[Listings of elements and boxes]
::::::::

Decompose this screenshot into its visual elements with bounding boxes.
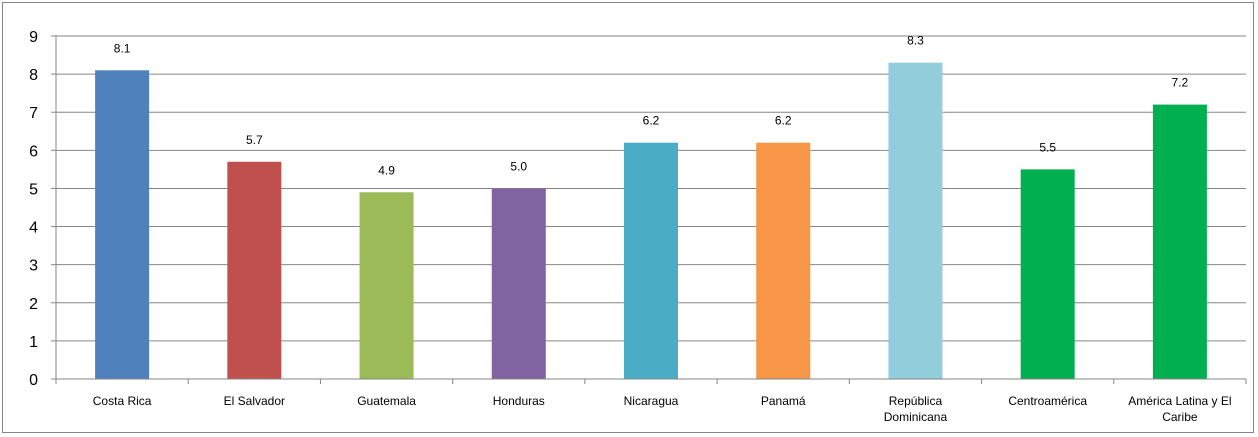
data-label: 5.5 bbox=[1039, 140, 1056, 154]
data-labels: 8.1 5.7 4.9 5.0 6.2 6.2 8.3 5.5 7.2 bbox=[114, 34, 1189, 178]
y-tick-label: 9 bbox=[29, 29, 38, 46]
bar-chart: 0 1 2 3 4 5 6 7 8 9 8.1 5.7 4.9 5.0 6.2 6.2 8.3 5.5 7.2 C… bbox=[29, 29, 1247, 424]
bar bbox=[359, 192, 414, 379]
x-tick-label: República Dominicana bbox=[884, 394, 948, 424]
data-label: 5.7 bbox=[246, 133, 263, 147]
y-tick-label: 1 bbox=[29, 334, 38, 351]
bar bbox=[95, 70, 150, 380]
bar bbox=[227, 161, 282, 379]
x-tick-label: América Latina y El Caribe bbox=[1128, 394, 1231, 424]
x-tick-label: Costa Rica bbox=[93, 394, 152, 408]
data-label: 7.2 bbox=[1172, 76, 1189, 90]
axes bbox=[55, 36, 1246, 380]
bar bbox=[888, 62, 943, 380]
y-tick-label: 6 bbox=[29, 143, 38, 160]
x-tick-label: Nicaragua bbox=[624, 394, 679, 408]
bar bbox=[756, 142, 811, 379]
data-label: 8.3 bbox=[907, 34, 924, 48]
x-axis-ticks: Costa Rica El Salvador Guatemala Honduras Ni… bbox=[55, 379, 1247, 424]
data-label: 8.1 bbox=[114, 41, 131, 55]
bar bbox=[1152, 104, 1207, 379]
x-tick-label: Honduras bbox=[493, 394, 545, 408]
y-tick-label: 7 bbox=[29, 105, 38, 122]
data-label: 6.2 bbox=[643, 114, 660, 128]
data-label: 6.2 bbox=[775, 114, 792, 128]
x-tick-label: Panamá bbox=[761, 394, 806, 408]
y-tick-label: 4 bbox=[29, 220, 38, 237]
x-tick-label: Centroamérica bbox=[1008, 394, 1087, 408]
x-tick-label: Guatemala bbox=[357, 394, 416, 408]
y-tick-label: 5 bbox=[29, 181, 38, 198]
y-tick-label: 2 bbox=[29, 296, 38, 313]
data-label: 5.0 bbox=[510, 159, 527, 173]
x-tick-label: El Salvador bbox=[224, 394, 285, 408]
data-label: 4.9 bbox=[378, 163, 395, 177]
bar bbox=[1020, 169, 1075, 379]
y-tick-label: 3 bbox=[29, 258, 38, 275]
bar bbox=[491, 188, 546, 379]
y-tick-label: 0 bbox=[29, 372, 38, 389]
bars bbox=[95, 62, 1207, 380]
y-tick-label: 8 bbox=[29, 67, 38, 84]
bar bbox=[624, 142, 678, 379]
y-axis-ticks: 0 1 2 3 4 5 6 7 8 9 bbox=[29, 29, 56, 389]
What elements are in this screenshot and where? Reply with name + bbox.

::::::::

> Stated task
Which lines in the entries above contain the string "Guatemala"? Extract each of them in full.

> Exercise solution
x-axis-ticks: Costa Rica El Salvador Guatemala Honduras Ni… bbox=[55, 379, 1247, 424]
x-tick-label: Guatemala bbox=[357, 394, 416, 408]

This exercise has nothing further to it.